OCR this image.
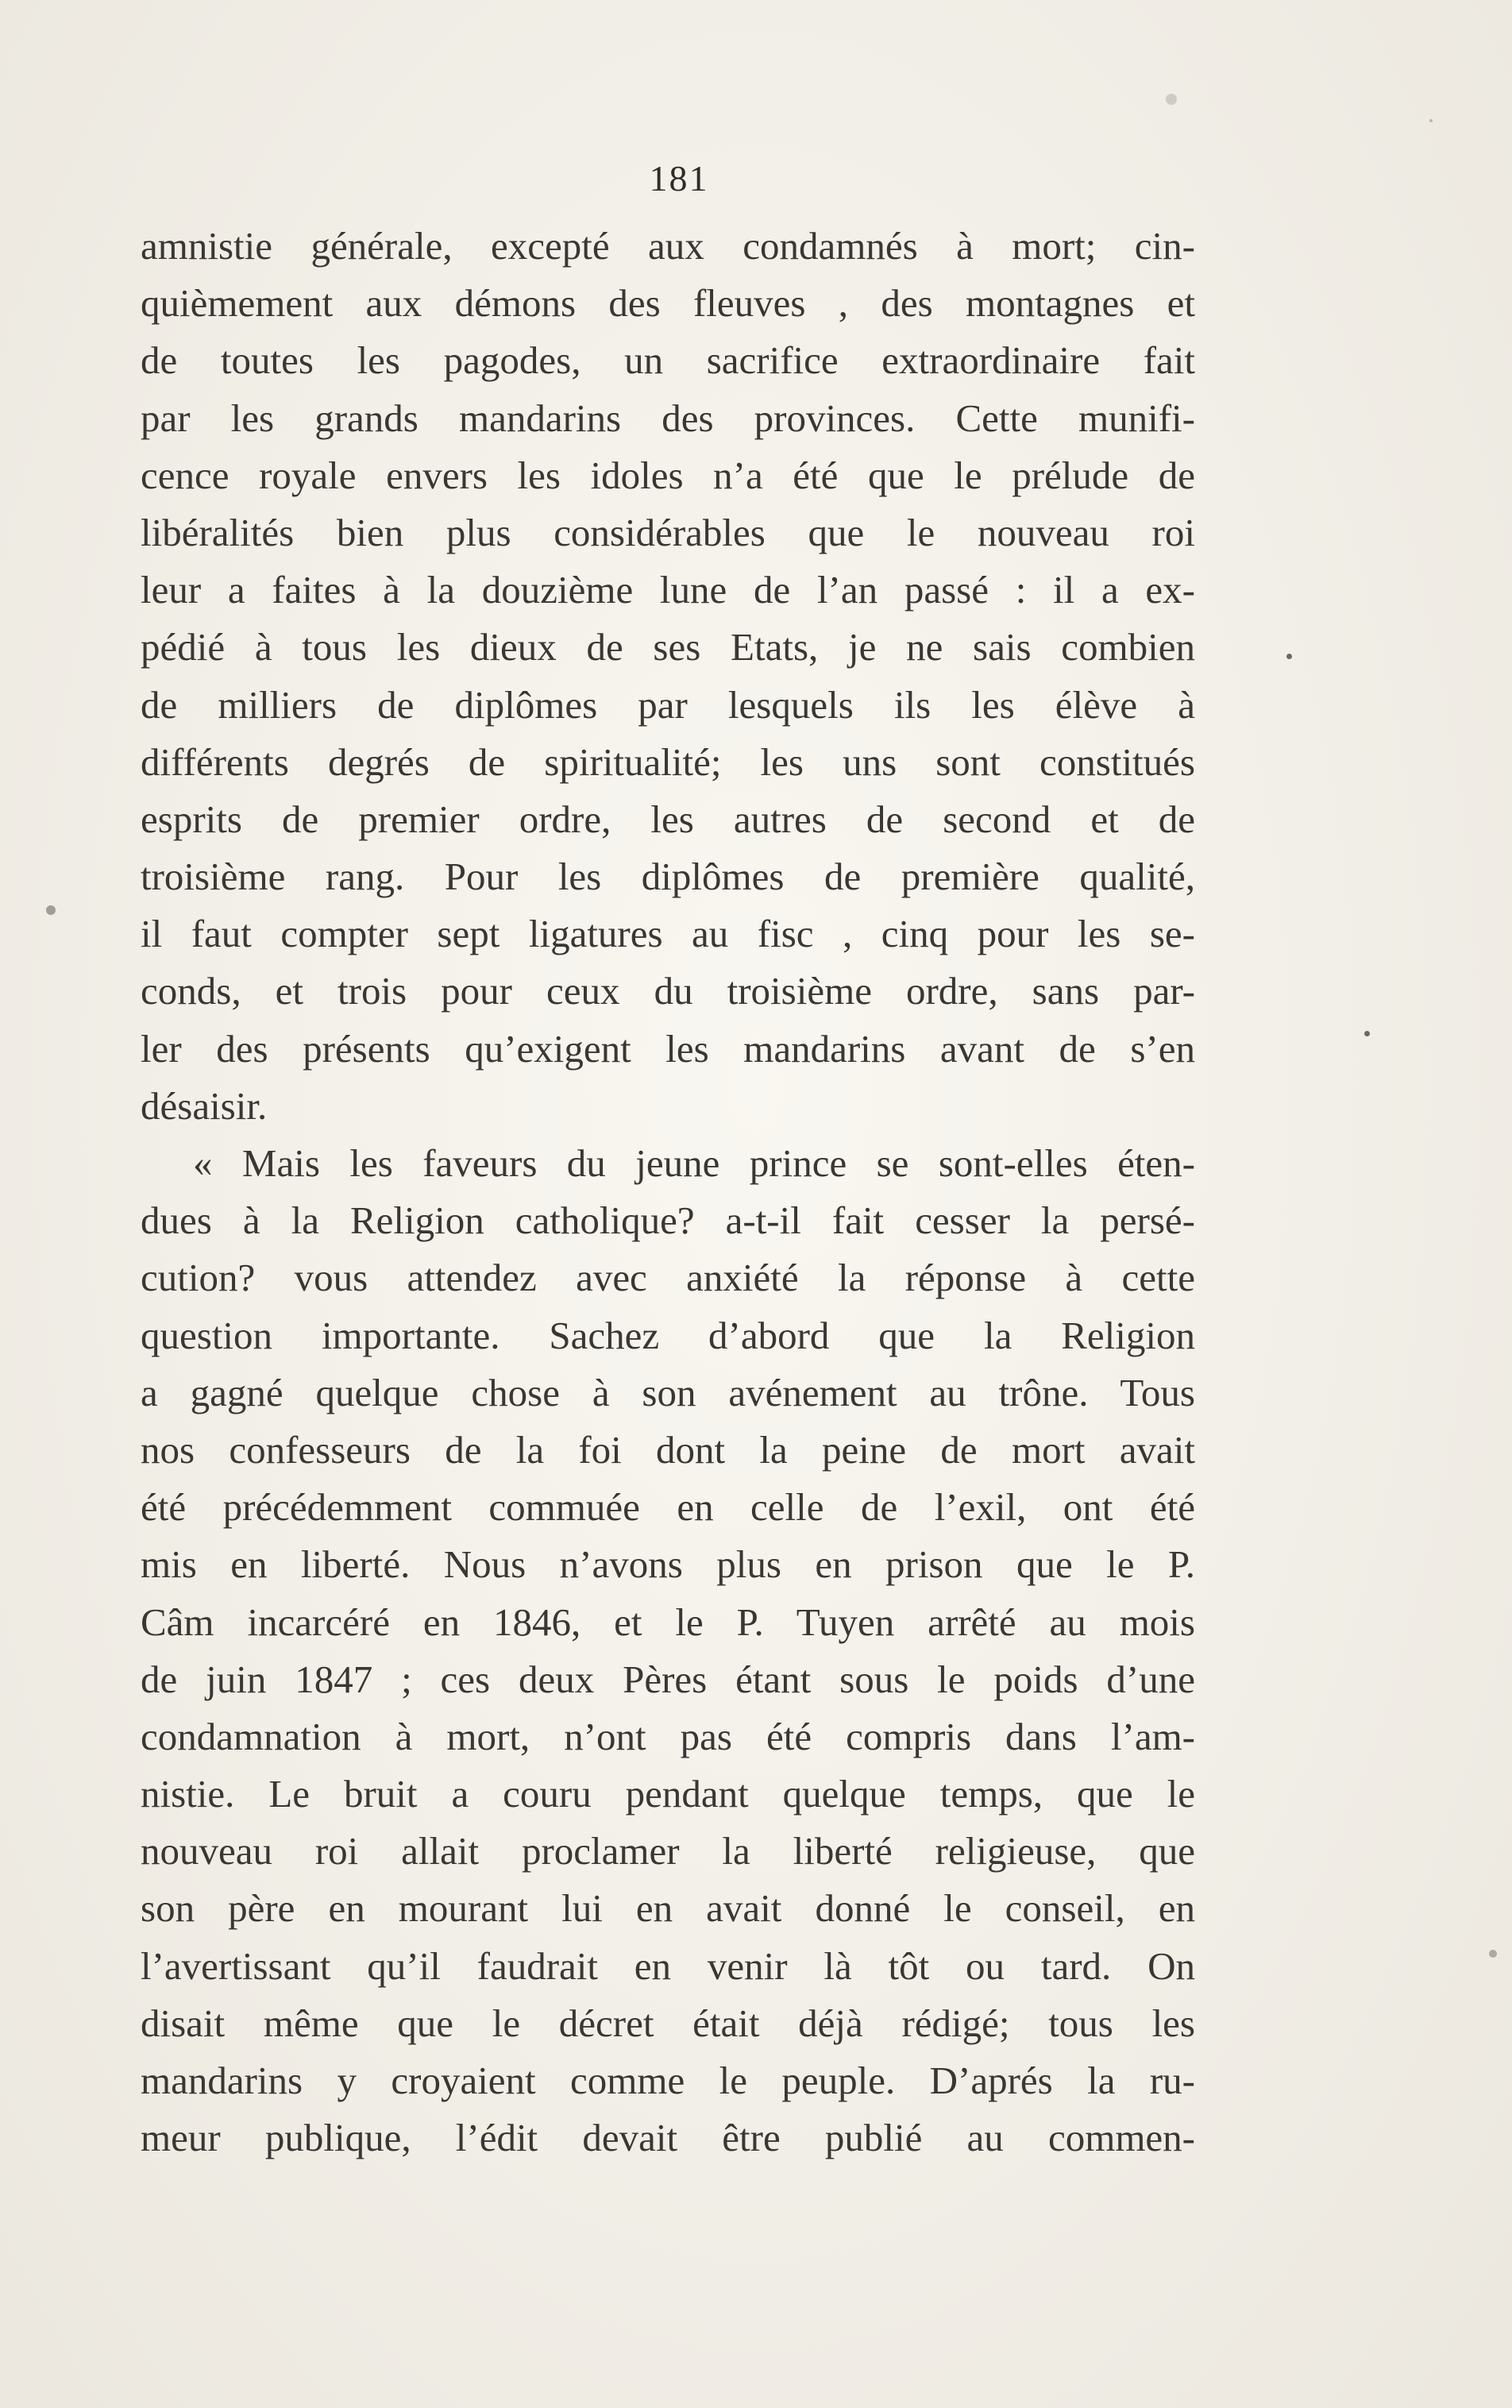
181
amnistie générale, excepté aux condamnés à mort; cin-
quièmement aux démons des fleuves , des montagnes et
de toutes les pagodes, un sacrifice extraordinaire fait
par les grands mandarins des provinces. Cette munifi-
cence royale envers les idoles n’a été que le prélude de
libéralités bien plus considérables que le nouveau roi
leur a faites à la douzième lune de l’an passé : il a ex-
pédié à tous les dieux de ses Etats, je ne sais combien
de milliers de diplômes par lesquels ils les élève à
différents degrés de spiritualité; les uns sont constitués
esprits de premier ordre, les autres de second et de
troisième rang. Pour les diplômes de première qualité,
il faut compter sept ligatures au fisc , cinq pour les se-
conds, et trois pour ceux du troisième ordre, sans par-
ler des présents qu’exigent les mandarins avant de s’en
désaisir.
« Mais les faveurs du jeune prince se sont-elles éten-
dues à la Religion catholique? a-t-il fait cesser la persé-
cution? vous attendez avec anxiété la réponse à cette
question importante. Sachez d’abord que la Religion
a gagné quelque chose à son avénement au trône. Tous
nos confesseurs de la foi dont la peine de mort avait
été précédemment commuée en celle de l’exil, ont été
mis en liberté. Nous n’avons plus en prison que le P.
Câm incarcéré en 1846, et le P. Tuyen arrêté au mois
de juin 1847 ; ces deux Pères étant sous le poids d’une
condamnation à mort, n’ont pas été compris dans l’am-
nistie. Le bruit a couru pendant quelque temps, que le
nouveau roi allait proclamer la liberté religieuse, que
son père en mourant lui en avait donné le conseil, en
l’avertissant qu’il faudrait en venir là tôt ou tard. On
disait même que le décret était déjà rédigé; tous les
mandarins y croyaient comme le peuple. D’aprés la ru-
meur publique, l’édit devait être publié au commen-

══════════════════════════════

Leave the pictures out and write out every entry exactly as given.

Task result:
OCR this image.
181
amnistie générale, excepté aux condamnés à mort; cin-
quièmement aux démons des fleuves , des montagnes et
de toutes les pagodes, un sacrifice extraordinaire fait
par les grands mandarins des provinces. Cette munifi-
cence royale envers les idoles n’a été que le prélude de
libéralités bien plus considérables que le nouveau roi
leur a faites à la douzième lune de l’an passé : il a ex-
pédié à tous les dieux de ses Etats, je ne sais combien
de milliers de diplômes par lesquels ils les élève à
différents degrés de spiritualité; les uns sont constitués
esprits de premier ordre, les autres de second et de
troisième rang. Pour les diplômes de première qualité,
il faut compter sept ligatures au fisc , cinq pour les se-
conds, et trois pour ceux du troisième ordre, sans par-
ler des présents qu’exigent les mandarins avant de s’en
désaisir.
« Mais les faveurs du jeune prince se sont-elles éten-
dues à la Religion catholique? a-t-il fait cesser la persé-
cution? vous attendez avec anxiété la réponse à cette
question importante. Sachez d’abord que la Religion
a gagné quelque chose à son avénement au trône. Tous
nos confesseurs de la foi dont la peine de mort avait
été précédemment commuée en celle de l’exil, ont été
mis en liberté. Nous n’avons plus en prison que le P.
Câm incarcéré en 1846, et le P. Tuyen arrêté au mois
de juin 1847 ; ces deux Pères étant sous le poids d’une
condamnation à mort, n’ont pas été compris dans l’am-
nistie. Le bruit a couru pendant quelque temps, que le
nouveau roi allait proclamer la liberté religieuse, que
son père en mourant lui en avait donné le conseil, en
l’avertissant qu’il faudrait en venir là tôt ou tard. On
disait même que le décret était déjà rédigé; tous les
mandarins y croyaient comme le peuple. D’aprés la ru-
meur publique, l’édit devait être publié au commen-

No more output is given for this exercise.